Transcribe the material below exactly as it appears.

* _Extracted material_:
..........

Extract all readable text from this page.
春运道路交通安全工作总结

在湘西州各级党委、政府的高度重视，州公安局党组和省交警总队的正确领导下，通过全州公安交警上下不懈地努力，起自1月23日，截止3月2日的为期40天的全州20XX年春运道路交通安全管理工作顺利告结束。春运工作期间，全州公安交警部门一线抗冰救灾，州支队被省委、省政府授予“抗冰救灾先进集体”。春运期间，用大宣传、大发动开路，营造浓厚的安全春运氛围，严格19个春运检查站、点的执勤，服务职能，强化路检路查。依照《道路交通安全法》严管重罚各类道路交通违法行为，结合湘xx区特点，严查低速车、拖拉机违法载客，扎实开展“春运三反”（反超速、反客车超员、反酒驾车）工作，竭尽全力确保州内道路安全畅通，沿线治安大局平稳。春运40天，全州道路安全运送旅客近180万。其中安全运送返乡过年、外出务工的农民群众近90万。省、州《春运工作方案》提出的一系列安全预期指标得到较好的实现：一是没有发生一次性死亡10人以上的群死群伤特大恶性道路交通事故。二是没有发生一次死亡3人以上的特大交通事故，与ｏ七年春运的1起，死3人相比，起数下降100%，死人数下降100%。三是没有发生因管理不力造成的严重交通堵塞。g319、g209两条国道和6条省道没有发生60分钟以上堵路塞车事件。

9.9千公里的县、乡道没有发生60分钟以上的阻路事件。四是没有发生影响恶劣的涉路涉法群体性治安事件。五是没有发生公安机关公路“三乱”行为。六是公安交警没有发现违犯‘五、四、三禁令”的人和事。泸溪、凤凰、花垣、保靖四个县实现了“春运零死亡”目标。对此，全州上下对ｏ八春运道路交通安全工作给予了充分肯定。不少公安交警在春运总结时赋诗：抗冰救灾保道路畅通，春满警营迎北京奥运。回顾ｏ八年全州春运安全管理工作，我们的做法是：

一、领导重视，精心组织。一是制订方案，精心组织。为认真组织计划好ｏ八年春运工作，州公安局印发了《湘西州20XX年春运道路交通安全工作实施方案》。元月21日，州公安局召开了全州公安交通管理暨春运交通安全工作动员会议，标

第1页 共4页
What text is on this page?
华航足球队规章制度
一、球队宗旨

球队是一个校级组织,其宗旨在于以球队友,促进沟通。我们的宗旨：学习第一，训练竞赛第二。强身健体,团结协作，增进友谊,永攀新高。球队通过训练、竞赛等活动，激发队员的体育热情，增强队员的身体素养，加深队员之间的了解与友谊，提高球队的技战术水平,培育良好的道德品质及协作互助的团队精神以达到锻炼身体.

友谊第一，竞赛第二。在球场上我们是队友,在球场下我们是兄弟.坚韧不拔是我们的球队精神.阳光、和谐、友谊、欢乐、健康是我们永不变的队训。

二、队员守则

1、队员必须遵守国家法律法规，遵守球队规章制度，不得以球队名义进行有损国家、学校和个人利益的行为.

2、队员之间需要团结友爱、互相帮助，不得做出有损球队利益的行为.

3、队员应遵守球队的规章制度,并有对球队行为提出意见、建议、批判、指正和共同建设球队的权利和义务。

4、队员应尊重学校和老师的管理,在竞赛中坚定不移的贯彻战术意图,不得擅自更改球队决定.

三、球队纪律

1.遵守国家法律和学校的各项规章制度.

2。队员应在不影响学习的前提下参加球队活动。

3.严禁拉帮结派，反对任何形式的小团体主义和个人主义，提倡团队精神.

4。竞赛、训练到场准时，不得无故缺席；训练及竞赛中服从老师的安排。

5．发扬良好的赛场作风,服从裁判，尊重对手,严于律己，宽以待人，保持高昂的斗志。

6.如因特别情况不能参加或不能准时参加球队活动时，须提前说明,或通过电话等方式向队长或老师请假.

..........

* _The reply_:
Extract all readable text from this page.
春运道路交通安全工作总结

在湘西州各级党委、政府的高度重视，州公安局党组和省交警总队的正确领导下，通过全州公安交警上下不懈地努力，起自1月23日，截止3月2日的为期40天的全州20XX年春运道路交通安全管理工作顺利告结束。春运工作期间，全州公安交警部门一线抗冰救灾，州支队被省委、省政府授予“抗冰救灾先进集体”。春运期间，用大宣传、大发动开路，营造浓厚的安全春运氛围，严格19个春运检查站、点的执勤，服务职能，强化路检路查。依照《道路交通安全法》严管重罚各类道路交通违法行为，结合湘xx区特点，严查低速车、拖拉机违法载客，扎实开展“春运三反”（反超速、反客车超员、反酒驾车）工作，竭尽全力确保州内道路安全畅通，沿线治安大局平稳。春运40天，全州道路安全运送旅客近180万。其中安全运送返乡过年、外出务工的农民群众近90万。省、州《春运工作方案》提出的一系列安全预期指标得到较好的实现：一是没有发生一次性死亡10人以上的群死群伤特大恶性道路交通事故。二是没有发生一次死亡3人以上的特大交通事故，与ｏ七年春运的1起，死3人相比，起数下降100%，死人数下降100%。三是没有发生因管理不力造成的严重交通堵塞。g319、g209两条国道和6条省道没有发生60分钟以上堵路塞车事件。

9.9千公里的县、乡道没有发生60分钟以上的阻路事件。四是没有发生影响恶劣的涉路涉法群体性治安事件。五是没有发生公安机关公路“三乱”行为。六是公安交警没有发现违犯‘五、四、三禁令”的人和事。泸溪、凤凰、花垣、保靖四个县实现了“春运零死亡”目标。对此，全州上下对ｏ八春运道路交通安全工作给予了充分肯定。不少公安交警在春运总结时赋诗：抗冰救灾保道路畅通，春满警营迎北京奥运。回顾ｏ八年全州春运安全管理工作，我们的做法是：

一、领导重视，精心组织。一是制订方案，精心组织。为认真组织计划好ｏ八年春运工作，州公安局印发了《湘西州20XX年春运道路交通安全工作实施方案》。元月21日，州公安局召开了全州公安交通管理暨春运交通安全工作动员会议，标

第1页 共4页
What text is on this page?
华航足球队规章制度
一、球队宗旨

球队是一个校级组织,其宗旨在于以球队友,促进沟通。我们的宗旨：学习第一，训练竞赛第二。强身健体,团结协作，增进友谊,永攀新高。球队通过训练、竞赛等活动，激发队员的体育热情，增强队员的身体素养，加深队员之间的了解与友谊，提高球队的技战术水平,培育良好的道德品质及协作互助的团队精神以达到锻炼身体.

友谊第一，竞赛第二。在球场上我们是队友,在球场下我们是兄弟.坚韧不拔是我们的球队精神.阳光、和谐、友谊、欢乐、健康是我们永不变的队训。

二、队员守则

1、队员必须遵守国家法律法规，遵守球队规章制度，不得以球队名义进行有损国家、学校和个人利益的行为.

2、队员之间需要团结友爱、互相帮助，不得做出有损球队利益的行为.

3、队员应遵守球队的规章制度,并有对球队行为提出意见、建议、批判、指正和共同建设球队的权利和义务。

4、队员应尊重学校和老师的管理,在竞赛中坚定不移的贯彻战术意图,不得擅自更改球队决定.

三、球队纪律

1.遵守国家法律和学校的各项规章制度.

2。队员应在不影响学习的前提下参加球队活动。

3.严禁拉帮结派，反对任何形式的小团体主义和个人主义，提倡团队精神.

4。竞赛、训练到场准时，不得无故缺席；训练及竞赛中服从老师的安排。

5．发扬良好的赛场作风,服从裁判，尊重对手,严于律己，宽以待人，保持高昂的斗志。

6.如因特别情况不能参加或不能准时参加球队活动时，须提前说明,或通过电话等方式向队长或老师请假.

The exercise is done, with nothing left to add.